* Start *
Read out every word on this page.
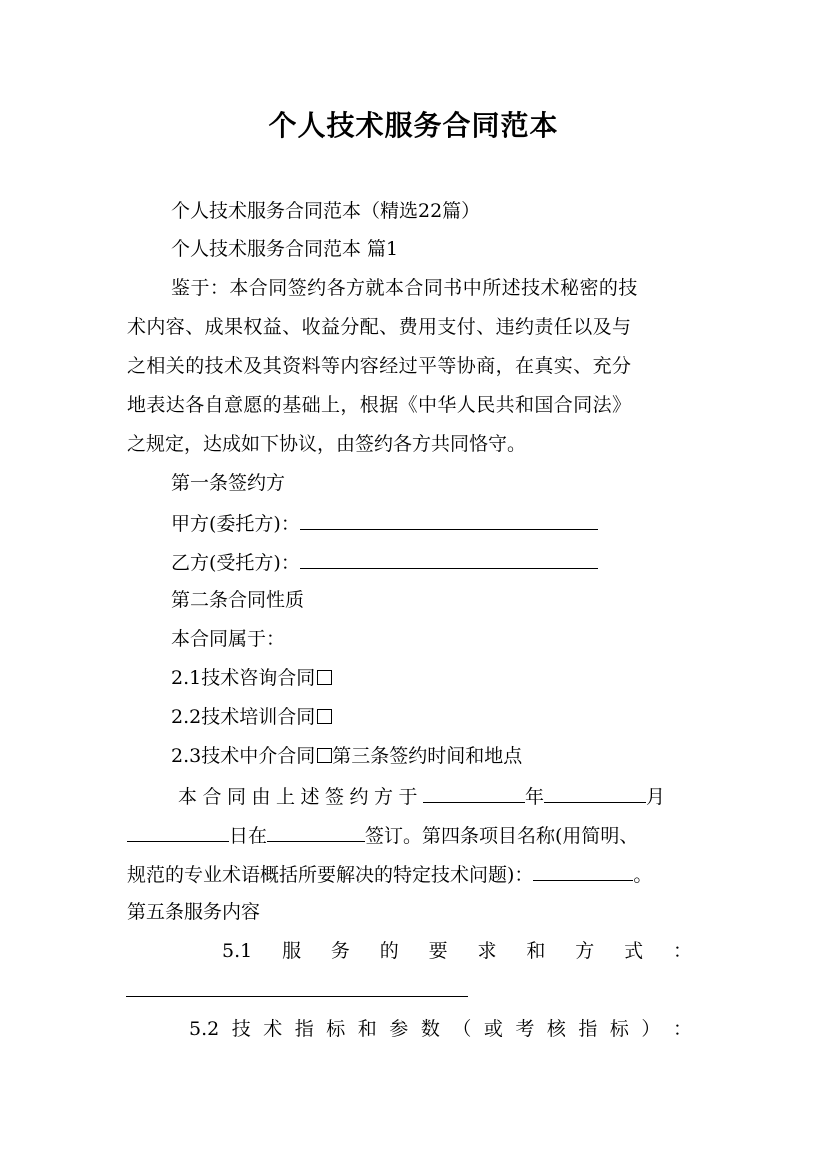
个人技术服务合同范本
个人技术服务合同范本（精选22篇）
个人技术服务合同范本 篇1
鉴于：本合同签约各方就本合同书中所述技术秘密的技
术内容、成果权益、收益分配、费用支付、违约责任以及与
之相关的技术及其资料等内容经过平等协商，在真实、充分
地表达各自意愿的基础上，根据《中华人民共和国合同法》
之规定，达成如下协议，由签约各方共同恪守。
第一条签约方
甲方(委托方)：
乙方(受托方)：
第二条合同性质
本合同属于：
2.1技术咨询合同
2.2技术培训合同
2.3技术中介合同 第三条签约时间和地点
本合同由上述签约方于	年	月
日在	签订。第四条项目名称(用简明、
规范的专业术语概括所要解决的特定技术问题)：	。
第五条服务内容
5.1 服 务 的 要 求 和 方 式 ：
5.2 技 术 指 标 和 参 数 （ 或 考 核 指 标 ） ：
* End *
* Start *
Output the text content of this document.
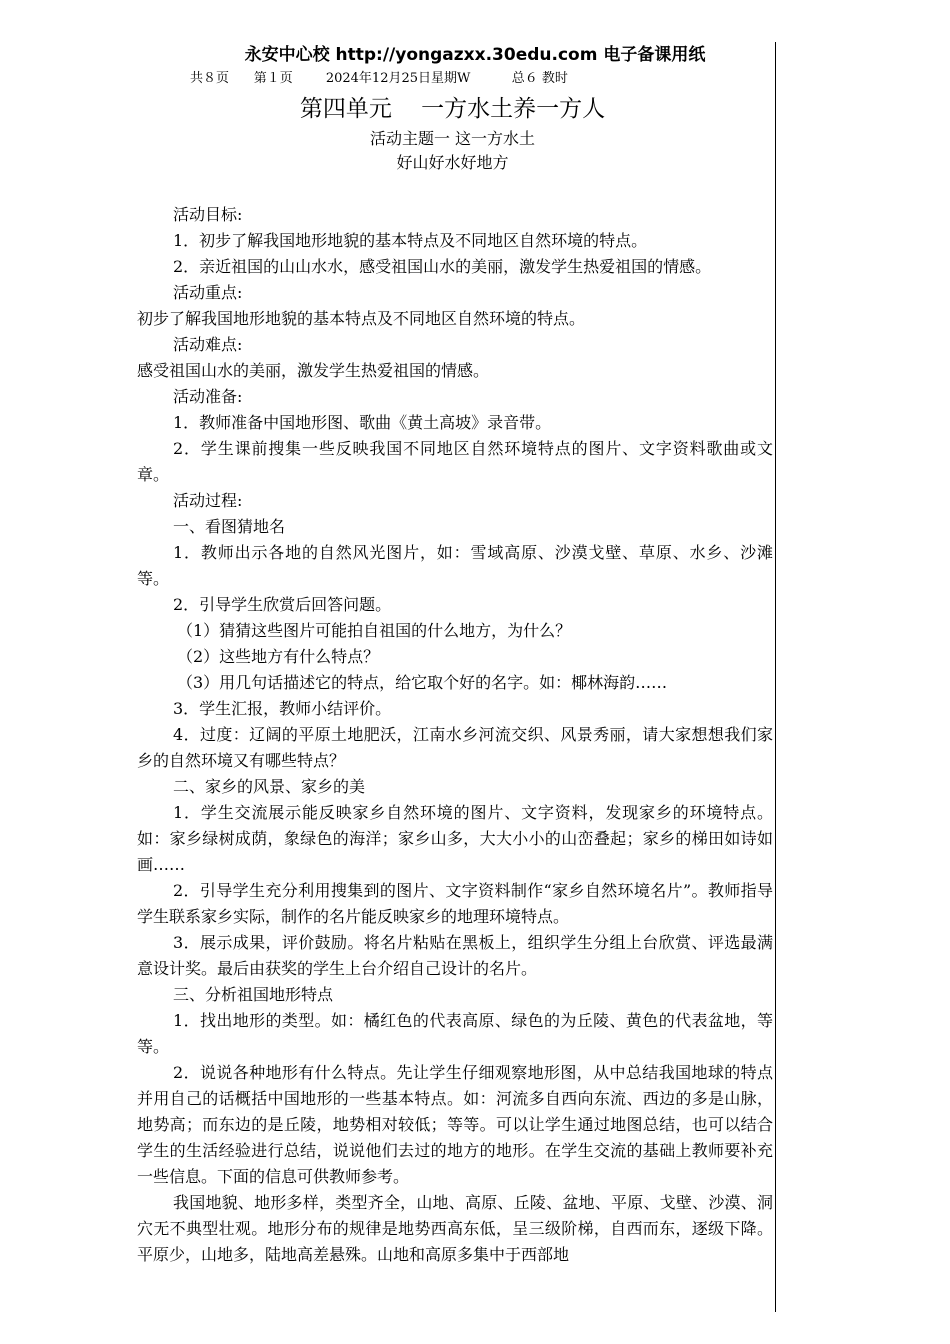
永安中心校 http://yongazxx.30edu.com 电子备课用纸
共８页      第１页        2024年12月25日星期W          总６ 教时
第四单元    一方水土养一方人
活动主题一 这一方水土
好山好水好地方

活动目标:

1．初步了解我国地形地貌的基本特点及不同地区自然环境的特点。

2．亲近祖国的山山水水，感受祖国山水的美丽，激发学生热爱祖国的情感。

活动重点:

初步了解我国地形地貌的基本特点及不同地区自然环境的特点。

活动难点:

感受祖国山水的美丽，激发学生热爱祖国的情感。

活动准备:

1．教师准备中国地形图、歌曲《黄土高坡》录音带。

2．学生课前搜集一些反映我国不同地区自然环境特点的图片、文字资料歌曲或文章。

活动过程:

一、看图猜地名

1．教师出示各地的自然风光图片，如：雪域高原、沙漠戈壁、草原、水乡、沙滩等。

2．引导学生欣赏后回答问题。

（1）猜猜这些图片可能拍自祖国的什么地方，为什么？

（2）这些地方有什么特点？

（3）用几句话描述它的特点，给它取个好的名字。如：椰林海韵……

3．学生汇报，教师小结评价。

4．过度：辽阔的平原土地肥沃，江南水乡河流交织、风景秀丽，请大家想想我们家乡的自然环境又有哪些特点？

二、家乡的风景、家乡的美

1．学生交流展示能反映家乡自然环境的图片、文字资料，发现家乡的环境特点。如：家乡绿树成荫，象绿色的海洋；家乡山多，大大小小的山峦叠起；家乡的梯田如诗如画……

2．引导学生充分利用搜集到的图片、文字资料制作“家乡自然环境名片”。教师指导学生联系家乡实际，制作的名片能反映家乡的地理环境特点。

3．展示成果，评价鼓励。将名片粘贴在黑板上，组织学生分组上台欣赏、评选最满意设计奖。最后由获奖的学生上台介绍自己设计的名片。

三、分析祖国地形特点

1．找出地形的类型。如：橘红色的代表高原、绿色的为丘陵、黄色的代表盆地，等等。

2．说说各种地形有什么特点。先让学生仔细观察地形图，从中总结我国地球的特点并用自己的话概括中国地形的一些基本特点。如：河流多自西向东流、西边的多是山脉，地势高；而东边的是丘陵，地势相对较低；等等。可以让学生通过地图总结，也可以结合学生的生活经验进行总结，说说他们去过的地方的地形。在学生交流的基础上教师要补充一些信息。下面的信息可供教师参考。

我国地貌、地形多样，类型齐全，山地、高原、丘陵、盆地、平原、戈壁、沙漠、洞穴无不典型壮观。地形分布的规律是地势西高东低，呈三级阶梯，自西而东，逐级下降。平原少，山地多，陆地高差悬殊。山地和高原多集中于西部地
* End *
### Set task
In the material above, show every line where the word "个人技术服务合同范本" turns up.

### Answer below
个人技术服务合同范本
个人技术服务合同范本（精选22篇）
个人技术服务合同范本 篇1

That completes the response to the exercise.